Consigne de l'exercice:
Rédigez la suite du texte consacré à l'installation Haraka, en reprenant juste après sa dernière phrase.

Extrait du texte:

+--

Haraka, 2021
Installation pour un dispositif d’occlusion en acier, silences de voix et excitateurs audio
« Haraka » signifie mouvement en arabe. De ce terme proviennent les mots « harki », un supplétif algérien de l’armée française durant la guerre d’indépendance algérienne, et « harka », la formation de supplétifs, le groupe mobile. Dans l’histoire du trauma colonial qui lie l’Algérie et la France, la question des harkis reste une des plus complexes et contradictoires. Rejoignant souvent les rangs de l’armée française pour des raisons financières, les harkis ont été considérés comme des traitres sur le sol algérien et ceux qui ont suivi la France ont été parqués avec leurs familles dans des camps de transit et de reclassement, parfois jusqu’au milieu des années 1970. Au sein de ce qu’on désigne sous le nom générique de harki, ou de force auxiliaire franco-musulmane, réside une multiplicité d’opinions et de positions déconcertantes que l’histoire écrite et les récits nationaux peinent à traduire.
Si l’archive des témoignages oraux révèle le ton avec lequel s’articule une parole, ces documents sonores donnent également à entendre les silences de voix, parfois longs et sans issue, qui ponctuent un témoignage. À partir d’une série d’entretiens, menés par Grégor Mathias avec d’anciens supplétifs, et conservés dans la phonothèque de la Maison Méditerranéenne des Sciences de l’Homme d’Aix-en-Provence, il s’agit de questionner le potentiel audible des silences liés à une mémoire traumatique.

+--

Données fournies:

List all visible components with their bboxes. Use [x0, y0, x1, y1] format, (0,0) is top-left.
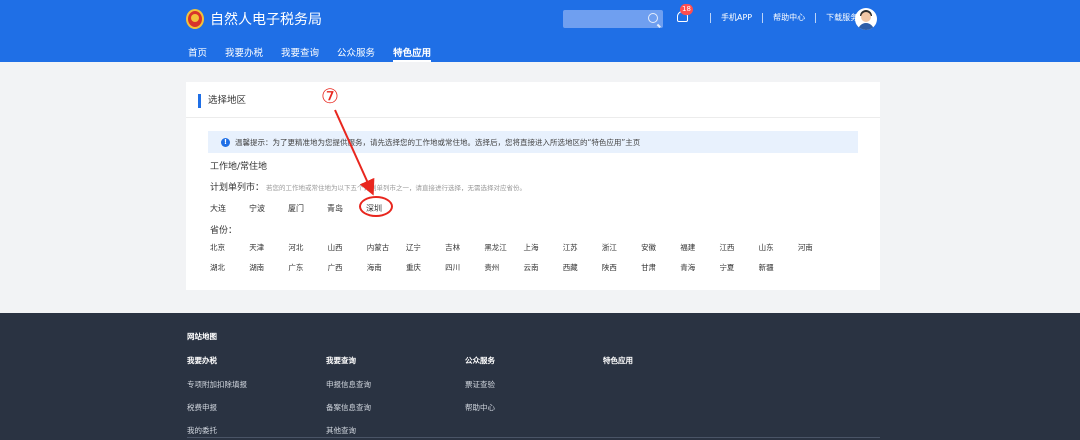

+--

Réponse attendue:
Haraka est une installation sonore pour un dispositif cylindrique d’occlusion visuelle et de diffusion sonore, et quatorze silences de voix. Dans un enregistrement, une plage de silence peut être considérée comme un bruit de fond à spectre continu. La résistance du silence à la représentation est matériellement comprise dans le silence enregistré. À l’inverse d’un vide, il apparaît comme un potentiel en excès, une sonorité proche du bruit blanc qui comporte toutes les fréquences audibles à intensité égale et dans laquelle tout, a priori, pourrait être composé.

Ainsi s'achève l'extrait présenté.